List each line of the data that holds the string "feriehus", please.

-=-=-=-=-

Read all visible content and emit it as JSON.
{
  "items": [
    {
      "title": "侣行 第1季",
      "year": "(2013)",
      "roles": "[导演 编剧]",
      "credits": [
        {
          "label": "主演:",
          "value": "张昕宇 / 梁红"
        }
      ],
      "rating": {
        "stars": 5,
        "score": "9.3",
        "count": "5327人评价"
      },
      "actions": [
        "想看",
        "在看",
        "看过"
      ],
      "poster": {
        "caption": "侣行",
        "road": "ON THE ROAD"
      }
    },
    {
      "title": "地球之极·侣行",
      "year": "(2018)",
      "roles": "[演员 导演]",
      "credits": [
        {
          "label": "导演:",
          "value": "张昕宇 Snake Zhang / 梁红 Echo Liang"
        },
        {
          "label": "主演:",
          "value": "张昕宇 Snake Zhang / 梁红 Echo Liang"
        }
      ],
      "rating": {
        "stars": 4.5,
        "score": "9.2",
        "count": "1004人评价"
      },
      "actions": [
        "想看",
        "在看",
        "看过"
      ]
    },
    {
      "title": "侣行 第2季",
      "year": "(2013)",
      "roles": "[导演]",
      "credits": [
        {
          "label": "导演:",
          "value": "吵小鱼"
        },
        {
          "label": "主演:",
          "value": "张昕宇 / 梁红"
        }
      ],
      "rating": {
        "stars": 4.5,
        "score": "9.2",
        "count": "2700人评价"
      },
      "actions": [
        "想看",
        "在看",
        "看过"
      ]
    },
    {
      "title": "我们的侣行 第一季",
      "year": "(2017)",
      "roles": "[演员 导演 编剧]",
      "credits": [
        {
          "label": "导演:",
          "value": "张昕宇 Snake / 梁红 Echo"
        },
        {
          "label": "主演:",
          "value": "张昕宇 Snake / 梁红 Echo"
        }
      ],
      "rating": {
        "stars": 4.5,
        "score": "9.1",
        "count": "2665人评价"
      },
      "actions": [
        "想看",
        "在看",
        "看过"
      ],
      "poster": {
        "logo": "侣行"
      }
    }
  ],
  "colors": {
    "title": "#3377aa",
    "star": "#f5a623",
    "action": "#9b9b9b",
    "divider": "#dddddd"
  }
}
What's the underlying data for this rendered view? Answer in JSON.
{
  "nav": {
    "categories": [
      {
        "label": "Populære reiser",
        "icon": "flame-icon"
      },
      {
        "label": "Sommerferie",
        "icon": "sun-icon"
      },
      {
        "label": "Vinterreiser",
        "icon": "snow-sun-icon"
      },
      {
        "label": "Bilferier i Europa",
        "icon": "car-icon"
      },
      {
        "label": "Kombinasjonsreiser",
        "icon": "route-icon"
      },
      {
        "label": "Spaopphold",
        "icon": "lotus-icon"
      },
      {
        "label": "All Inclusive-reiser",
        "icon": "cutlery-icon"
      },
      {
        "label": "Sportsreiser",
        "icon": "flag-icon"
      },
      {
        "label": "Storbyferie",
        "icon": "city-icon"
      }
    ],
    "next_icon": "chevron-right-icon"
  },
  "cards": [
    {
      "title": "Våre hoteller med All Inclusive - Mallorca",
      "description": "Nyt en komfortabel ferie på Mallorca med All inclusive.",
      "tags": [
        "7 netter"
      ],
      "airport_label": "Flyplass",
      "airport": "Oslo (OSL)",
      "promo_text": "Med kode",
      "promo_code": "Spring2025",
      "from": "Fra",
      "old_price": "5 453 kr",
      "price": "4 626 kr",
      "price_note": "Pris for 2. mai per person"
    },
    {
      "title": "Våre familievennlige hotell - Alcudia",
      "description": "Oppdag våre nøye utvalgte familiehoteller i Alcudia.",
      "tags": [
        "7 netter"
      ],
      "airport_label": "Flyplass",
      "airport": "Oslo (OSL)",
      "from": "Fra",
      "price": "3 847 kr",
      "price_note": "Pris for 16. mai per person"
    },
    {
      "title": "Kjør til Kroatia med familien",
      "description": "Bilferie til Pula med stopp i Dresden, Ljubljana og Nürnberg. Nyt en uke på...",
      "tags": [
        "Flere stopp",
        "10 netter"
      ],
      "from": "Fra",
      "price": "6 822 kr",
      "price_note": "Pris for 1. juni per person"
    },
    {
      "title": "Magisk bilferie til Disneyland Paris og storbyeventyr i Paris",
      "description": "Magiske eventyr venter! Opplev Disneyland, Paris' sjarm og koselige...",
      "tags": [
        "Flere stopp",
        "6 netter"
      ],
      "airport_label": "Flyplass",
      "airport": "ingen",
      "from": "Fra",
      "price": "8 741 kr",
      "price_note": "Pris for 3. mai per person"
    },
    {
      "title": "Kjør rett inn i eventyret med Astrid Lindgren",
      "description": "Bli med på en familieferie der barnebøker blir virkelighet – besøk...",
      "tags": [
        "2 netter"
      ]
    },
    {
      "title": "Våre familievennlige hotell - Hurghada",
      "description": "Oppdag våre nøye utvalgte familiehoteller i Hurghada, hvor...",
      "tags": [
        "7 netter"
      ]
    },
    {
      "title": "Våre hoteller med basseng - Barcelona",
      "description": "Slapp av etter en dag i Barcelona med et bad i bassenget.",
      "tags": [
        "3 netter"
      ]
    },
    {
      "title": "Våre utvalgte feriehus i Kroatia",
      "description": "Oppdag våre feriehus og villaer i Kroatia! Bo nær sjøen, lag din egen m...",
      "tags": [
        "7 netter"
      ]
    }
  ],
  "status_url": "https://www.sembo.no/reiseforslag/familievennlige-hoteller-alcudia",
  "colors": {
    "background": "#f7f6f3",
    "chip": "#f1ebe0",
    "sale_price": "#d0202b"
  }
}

-=-=-=-=-

Task result:
      "title": "Våre utvalgte feriehus i Kroatia",
      "description": "Oppdag våre feriehus og villaer i Kroatia! Bo nær sjøen, lag din egen m...",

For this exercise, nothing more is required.